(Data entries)
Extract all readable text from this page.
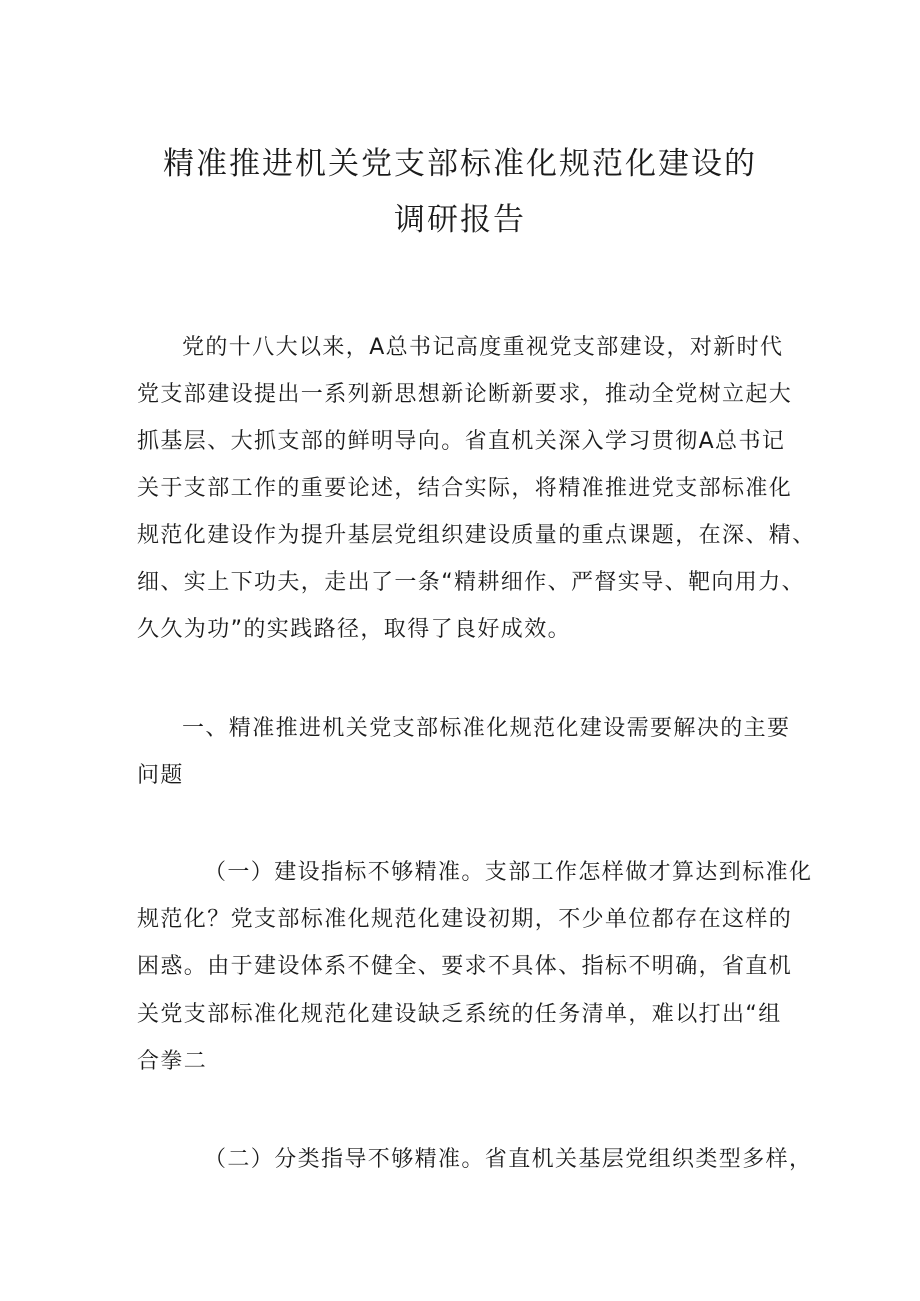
精准推进机关党支部标准化规范化建设的
调研报告
党的十八大以来，A总书记高度重视党支部建设，对新时代
党支部建设提出一系列新思想新论断新要求，推动全党树立起大
抓基层、大抓支部的鲜明导向。省直机关深入学习贯彻A总书记
关于支部工作的重要论述，结合实际，将精准推进党支部标准化
规范化建设作为提升基层党组织建设质量的重点课题，在深、精、
细、实上下功夫，走出了一条“精耕细作、严督实导、靶向用力、
久久为功”的实践路径，取得了良好成效。
一、精准推进机关党支部标准化规范化建设需要解决的主要
问题
（一）建设指标不够精准。支部工作怎样做才算达到标准化
规范化？党支部标准化规范化建设初期，不少单位都存在这样的
困惑。由于建设体系不健全、要求不具体、指标不明确，省直机
关党支部标准化规范化建设缺乏系统的任务清单，难以打出“组
合拳二
（二）分类指导不够精准。省直机关基层党组织类型多样，
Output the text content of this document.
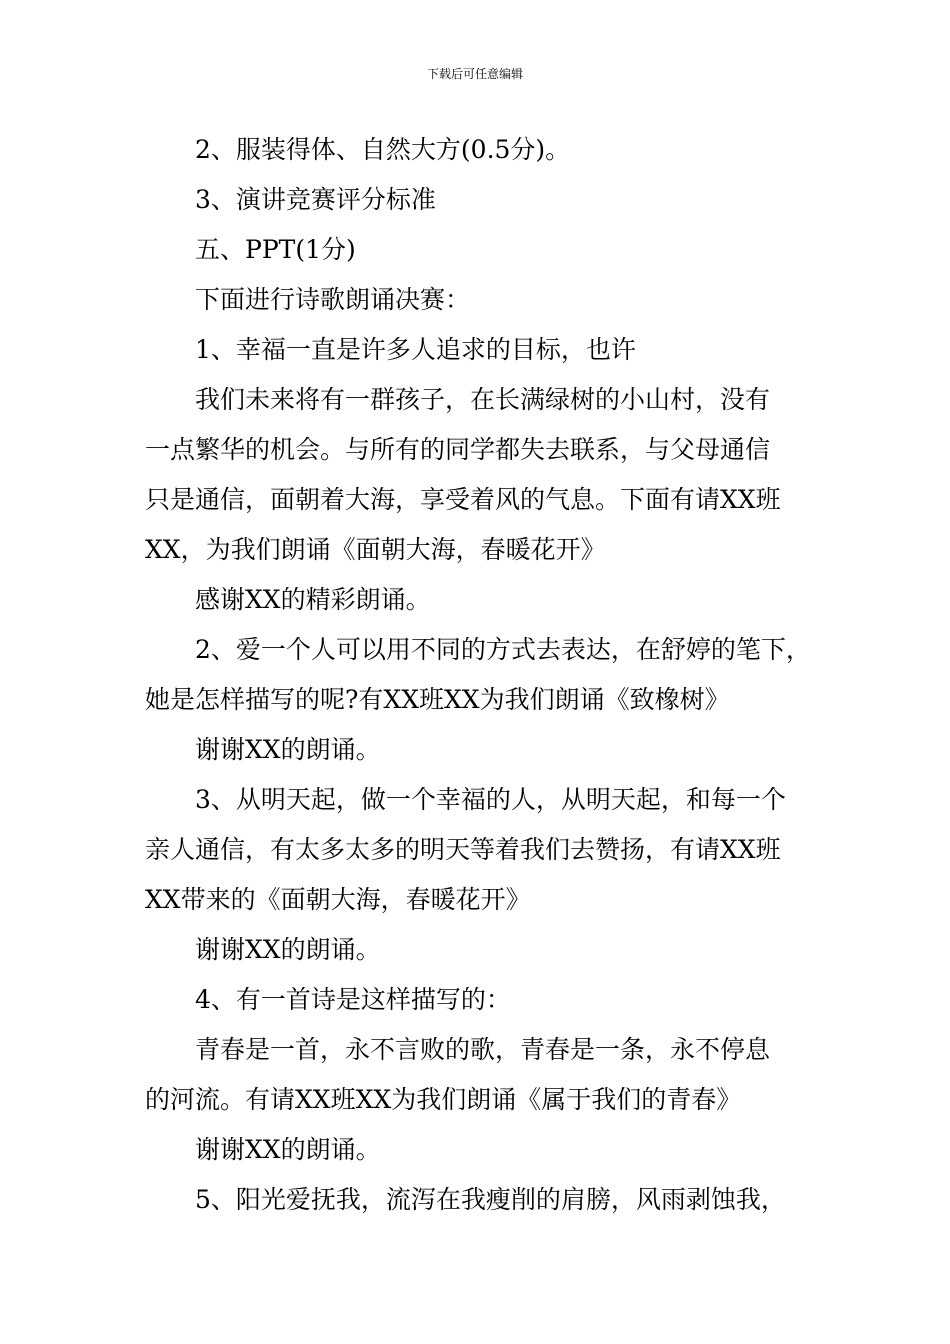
下载后可任意编辑
2、服装得体、自然大方(0.5分)。
3、演讲竞赛评分标准
五、PPT(1分)
下面进行诗歌朗诵决赛：
1、幸福一直是许多人追求的目标，也许
我们未来将有一群孩子，在长满绿树的小山村，没有
一点繁华的机会。与所有的同学都失去联系，与父母通信
只是通信，面朝着大海，享受着风的气息。下面有请XX班
XX，为我们朗诵《面朝大海，春暖花开》
感谢XX的精彩朗诵。
2、爱一个人可以用不同的方式去表达，在舒婷的笔下，
她是怎样描写的呢?有XX班XX为我们朗诵《致橡树》
谢谢XX的朗诵。
3、从明天起，做一个幸福的人，从明天起，和每一个
亲人通信，有太多太多的明天等着我们去赞扬，有请XX班
XX带来的《面朝大海，春暖花开》
谢谢XX的朗诵。
4、有一首诗是这样描写的：
青春是一首，永不言败的歌，青春是一条，永不停息
的河流。有请XX班XX为我们朗诵《属于我们的青春》
谢谢XX的朗诵。
5、阳光爱抚我，流泻在我瘦削的肩膀，风雨剥蚀我，
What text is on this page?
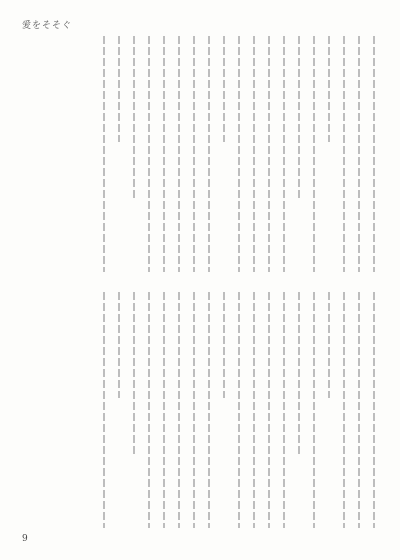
愛をそそぐ
9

_Work instructions_
Copy out each line of the entries that holds "page".

_Written solution_
Extract all readable text from this page.
What text is on this page?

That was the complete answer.